The records below must be output exactly, without pictures.

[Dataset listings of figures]
* begin *

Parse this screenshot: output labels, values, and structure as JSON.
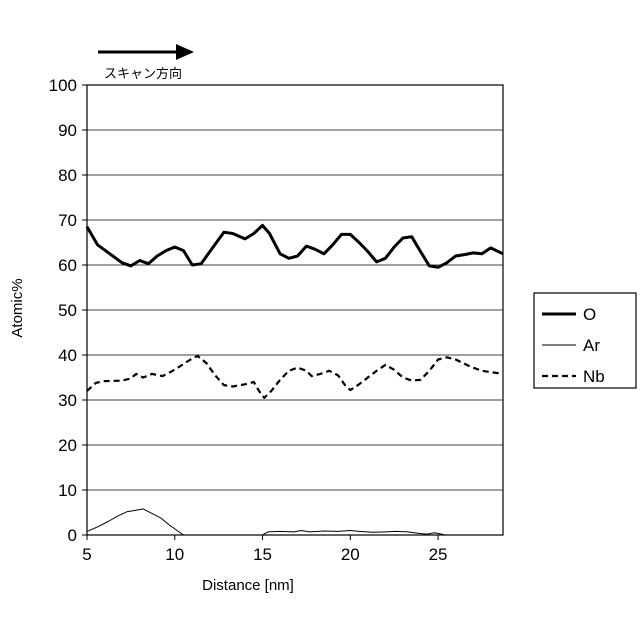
{
  "chart_data": {
    "type": "line",
    "title": "",
    "xlabel": "Distance [nm]",
    "ylabel": "Atomic%",
    "xlim": [
      5,
      28.7
    ],
    "ylim": [
      0,
      100
    ],
    "x_ticks": [
      "5",
      "10",
      "15",
      "20",
      "25"
    ],
    "x_tick_values": [
      5,
      10,
      15,
      20,
      25
    ],
    "y_ticks": [
      "0",
      "10",
      "20",
      "30",
      "40",
      "50",
      "60",
      "70",
      "80",
      "90",
      "100"
    ],
    "y_tick_values": [
      0,
      10,
      20,
      30,
      40,
      50,
      60,
      70,
      80,
      90,
      100
    ],
    "grid": "horizontal",
    "legend_position": "right",
    "annotation": "スキャン方向",
    "series": [
      {
        "name": "O",
        "style": "solid-thick",
        "color": "#000000",
        "points": [
          [
            5,
            68.5
          ],
          [
            5.6,
            64.5
          ],
          [
            6.3,
            62.5
          ],
          [
            7,
            60.5
          ],
          [
            7.5,
            59.8
          ],
          [
            8,
            61
          ],
          [
            8.5,
            60.3
          ],
          [
            9,
            62
          ],
          [
            9.5,
            63.2
          ],
          [
            10,
            64
          ],
          [
            10.5,
            63.2
          ],
          [
            11,
            60
          ],
          [
            11.5,
            60.3
          ],
          [
            12,
            63
          ],
          [
            12.8,
            67.3
          ],
          [
            13.3,
            67
          ],
          [
            14,
            65.8
          ],
          [
            14.5,
            67
          ],
          [
            15,
            68.8
          ],
          [
            15.4,
            67
          ],
          [
            16,
            62.5
          ],
          [
            16.5,
            61.5
          ],
          [
            17,
            62
          ],
          [
            17.5,
            64.2
          ],
          [
            18,
            63.5
          ],
          [
            18.5,
            62.5
          ],
          [
            19,
            64.5
          ],
          [
            19.5,
            66.8
          ],
          [
            20,
            66.8
          ],
          [
            20.5,
            65
          ],
          [
            21,
            63
          ],
          [
            21.5,
            60.7
          ],
          [
            22,
            61.5
          ],
          [
            22.5,
            64
          ],
          [
            23,
            66
          ],
          [
            23.5,
            66.3
          ],
          [
            24,
            63
          ],
          [
            24.5,
            59.8
          ],
          [
            25,
            59.5
          ],
          [
            25.5,
            60.5
          ],
          [
            26,
            62
          ],
          [
            26.5,
            62.3
          ],
          [
            27,
            62.7
          ],
          [
            27.5,
            62.5
          ],
          [
            28,
            63.8
          ],
          [
            28.7,
            62.5
          ]
        ]
      },
      {
        "name": "Ar",
        "style": "solid-thin",
        "color": "#000000",
        "points": [
          [
            5,
            0.8
          ],
          [
            5.6,
            1.8
          ],
          [
            6.2,
            3
          ],
          [
            6.8,
            4.3
          ],
          [
            7.3,
            5.2
          ],
          [
            7.8,
            5.5
          ],
          [
            8.2,
            5.8
          ],
          [
            8.7,
            4.8
          ],
          [
            9.2,
            3.8
          ],
          [
            9.7,
            2.2
          ],
          [
            10.2,
            0.8
          ],
          [
            10.5,
            0
          ],
          [
            15,
            0
          ],
          [
            15.3,
            0.7
          ],
          [
            16,
            0.8
          ],
          [
            16.8,
            0.7
          ],
          [
            17.2,
            1
          ],
          [
            17.7,
            0.7
          ],
          [
            18.5,
            0.9
          ],
          [
            19.3,
            0.8
          ],
          [
            20,
            1
          ],
          [
            20.5,
            0.8
          ],
          [
            21.3,
            0.6
          ],
          [
            22,
            0.7
          ],
          [
            22.6,
            0.8
          ],
          [
            23.3,
            0.7
          ],
          [
            24,
            0.3
          ],
          [
            24.4,
            0.2
          ],
          [
            24.8,
            0.5
          ],
          [
            25.2,
            0.2
          ],
          [
            25.4,
            0
          ]
        ]
      },
      {
        "name": "Nb",
        "style": "dashed",
        "color": "#000000",
        "points": [
          [
            5,
            32
          ],
          [
            5.5,
            33.8
          ],
          [
            6,
            34.2
          ],
          [
            7,
            34.3
          ],
          [
            7.5,
            34.8
          ],
          [
            7.8,
            35.8
          ],
          [
            8.2,
            35
          ],
          [
            8.7,
            35.8
          ],
          [
            9.3,
            35.3
          ],
          [
            9.8,
            36.3
          ],
          [
            10.3,
            37.5
          ],
          [
            10.9,
            39
          ],
          [
            11.3,
            39.8
          ],
          [
            11.8,
            38.2
          ],
          [
            12.3,
            35.5
          ],
          [
            12.8,
            33.3
          ],
          [
            13.3,
            33
          ],
          [
            14,
            33.5
          ],
          [
            14.5,
            34
          ],
          [
            14.8,
            32
          ],
          [
            15.1,
            30.5
          ],
          [
            15.5,
            32
          ],
          [
            16,
            34.5
          ],
          [
            16.5,
            36.5
          ],
          [
            17,
            37.2
          ],
          [
            17.5,
            36.5
          ],
          [
            17.8,
            35.3
          ],
          [
            18.3,
            35.8
          ],
          [
            18.8,
            36.5
          ],
          [
            19.3,
            35.5
          ],
          [
            19.7,
            33.3
          ],
          [
            20,
            32.2
          ],
          [
            20.5,
            33.5
          ],
          [
            21,
            35
          ],
          [
            21.5,
            36.5
          ],
          [
            22,
            37.8
          ],
          [
            22.5,
            36.7
          ],
          [
            23,
            35
          ],
          [
            23.5,
            34.3
          ],
          [
            24,
            34.5
          ],
          [
            24.5,
            36.5
          ],
          [
            25,
            39
          ],
          [
            25.5,
            39.5
          ],
          [
            26,
            39
          ],
          [
            26.8,
            37.5
          ],
          [
            27.5,
            36.5
          ],
          [
            28.7,
            35.8
          ]
        ]
      }
    ]
  }
}
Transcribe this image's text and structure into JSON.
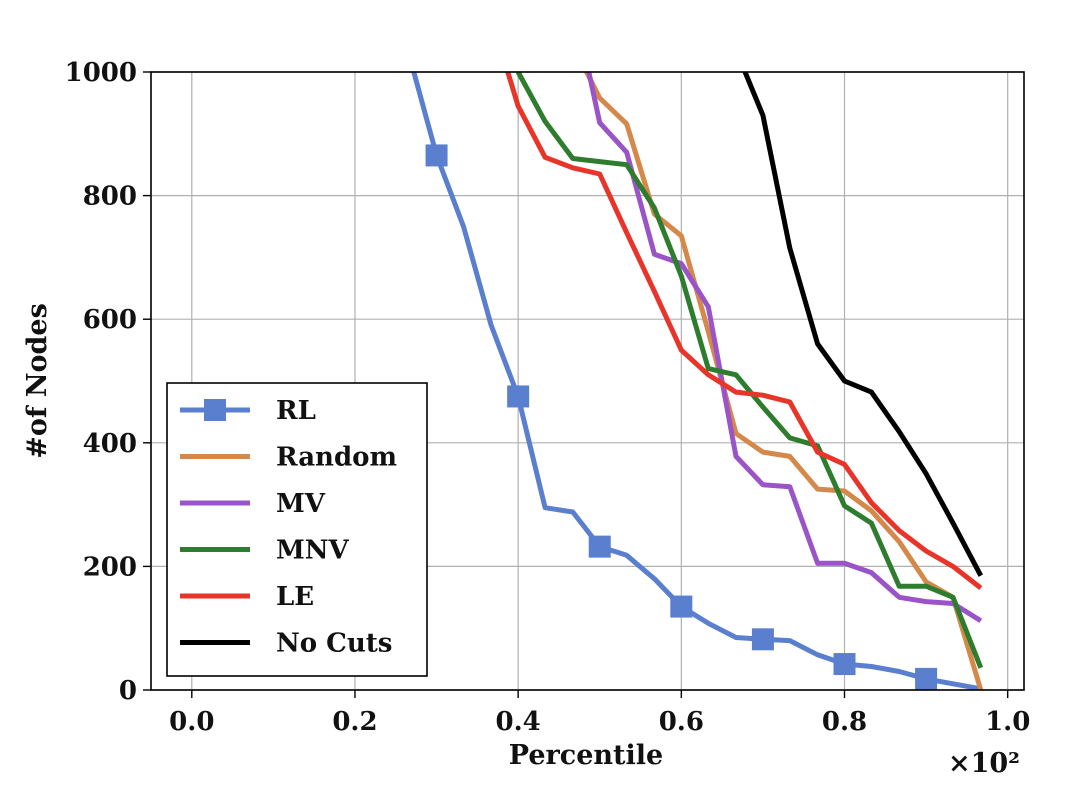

* end *

• _The result_
Parse this screenshot: output labels, values, and structure as JSON.
{
  "chart_data": {
    "type": "line",
    "title": "",
    "xlabel": "Distance [nm]",
    "ylabel": "Atomic%",
    "xlim": [
      5,
      28.7
    ],
    "ylim": [
      0,
      100
    ],
    "x_ticks": [
      "5",
      "10",
      "15",
      "20",
      "25"
    ],
    "x_tick_values": [
      5,
      10,
      15,
      20,
      25
    ],
    "y_ticks": [
      "0",
      "10",
      "20",
      "30",
      "40",
      "50",
      "60",
      "70",
      "80",
      "90",
      "100"
    ],
    "y_tick_values": [
      0,
      10,
      20,
      30,
      40,
      50,
      60,
      70,
      80,
      90,
      100
    ],
    "grid": "horizontal",
    "legend_position": "right",
    "annotation": "スキャン方向",
    "series": [
      {
        "name": "O",
        "style": "solid-thick",
        "color": "#000000",
        "points": [
          [
            5,
            68.5
          ],
          [
            5.6,
            64.5
          ],
          [
            6.3,
            62.5
          ],
          [
            7,
            60.5
          ],
          [
            7.5,
            59.8
          ],
          [
            8,
            61
          ],
          [
            8.5,
            60.3
          ],
          [
            9,
            62
          ],
          [
            9.5,
            63.2
          ],
          [
            10,
            64
          ],
          [
            10.5,
            63.2
          ],
          [
            11,
            60
          ],
          [
            11.5,
            60.3
          ],
          [
            12,
            63
          ],
          [
            12.8,
            67.3
          ],
          [
            13.3,
            67
          ],
          [
            14,
            65.8
          ],
          [
            14.5,
            67
          ],
          [
            15,
            68.8
          ],
          [
            15.4,
            67
          ],
          [
            16,
            62.5
          ],
          [
            16.5,
            61.5
          ],
          [
            17,
            62
          ],
          [
            17.5,
            64.2
          ],
          [
            18,
            63.5
          ],
          [
            18.5,
            62.5
          ],
          [
            19,
            64.5
          ],
          [
            19.5,
            66.8
          ],
          [
            20,
            66.8
          ],
          [
            20.5,
            65
          ],
          [
            21,
            63
          ],
          [
            21.5,
            60.7
          ],
          [
            22,
            61.5
          ],
          [
            22.5,
            64
          ],
          [
            23,
            66
          ],
          [
            23.5,
            66.3
          ],
          [
            24,
            63
          ],
          [
            24.5,
            59.8
          ],
          [
            25,
            59.5
          ],
          [
            25.5,
            60.5
          ],
          [
            26,
            62
          ],
          [
            26.5,
            62.3
          ],
          [
            27,
            62.7
          ],
          [
            27.5,
            62.5
          ],
          [
            28,
            63.8
          ],
          [
            28.7,
            62.5
          ]
        ]
      },
      {
        "name": "Ar",
        "style": "solid-thin",
        "color": "#000000",
        "points": [
          [
            5,
            0.8
          ],
          [
            5.6,
            1.8
          ],
          [
            6.2,
            3
          ],
          [
            6.8,
            4.3
          ],
          [
            7.3,
            5.2
          ],
          [
            7.8,
            5.5
          ],
          [
            8.2,
            5.8
          ],
          [
            8.7,
            4.8
          ],
          [
            9.2,
            3.8
          ],
          [
            9.7,
            2.2
          ],
          [
            10.2,
            0.8
          ],
          [
            10.5,
            0
          ],
          [
            15,
            0
          ],
          [
            15.3,
            0.7
          ],
          [
            16,
            0.8
          ],
          [
            16.8,
            0.7
          ],
          [
            17.2,
            1
          ],
          [
            17.7,
            0.7
          ],
          [
            18.5,
            0.9
          ],
          [
            19.3,
            0.8
          ],
          [
            20,
            1
          ],
          [
            20.5,
            0.8
          ],
          [
            21.3,
            0.6
          ],
          [
            22,
            0.7
          ],
          [
            22.6,
            0.8
          ],
          [
            23.3,
            0.7
          ],
          [
            24,
            0.3
          ],
          [
            24.4,
            0.2
          ],
          [
            24.8,
            0.5
          ],
          [
            25.2,
            0.2
          ],
          [
            25.4,
            0
          ]
        ]
      },
      {
        "name": "Nb",
        "style": "dashed",
        "color": "#000000",
        "points": [
          [
            5,
            32
          ],
          [
            5.5,
            33.8
          ],
          [
            6,
            34.2
          ],
          [
            7,
            34.3
          ],
          [
            7.5,
            34.8
          ],
          [
            7.8,
            35.8
          ],
          [
            8.2,
            35
          ],
          [
            8.7,
            35.8
          ],
          [
            9.3,
            35.3
          ],
          [
            9.8,
            36.3
          ],
          [
            10.3,
            37.5
          ],
          [
            10.9,
            39
          ],
          [
            11.3,
            39.8
          ],
          [
            11.8,
            38.2
          ],
          [
            12.3,
            35.5
          ],
          [
            12.8,
            33.3
          ],
          [
            13.3,
            33
          ],
          [
            14,
            33.5
          ],
          [
            14.5,
            34
          ],
          [
            14.8,
            32
          ],
          [
            15.1,
            30.5
          ],
          [
            15.5,
            32
          ],
          [
            16,
            34.5
          ],
          [
            16.5,
            36.5
          ],
          [
            17,
            37.2
          ],
          [
            17.5,
            36.5
          ],
          [
            17.8,
            35.3
          ],
          [
            18.3,
            35.8
          ],
          [
            18.8,
            36.5
          ],
          [
            19.3,
            35.5
          ],
          [
            19.7,
            33.3
          ],
          [
            20,
            32.2
          ],
          [
            20.5,
            33.5
          ],
          [
            21,
            35
          ],
          [
            21.5,
            36.5
          ],
          [
            22,
            37.8
          ],
          [
            22.5,
            36.7
          ],
          [
            23,
            35
          ],
          [
            23.5,
            34.3
          ],
          [
            24,
            34.5
          ],
          [
            24.5,
            36.5
          ],
          [
            25,
            39
          ],
          [
            25.5,
            39.5
          ],
          [
            26,
            39
          ],
          [
            26.8,
            37.5
          ],
          [
            27.5,
            36.5
          ],
          [
            28.7,
            35.8
          ]
        ]
      }
    ]
  }
}
Transcribe this image's text and structure into JSON.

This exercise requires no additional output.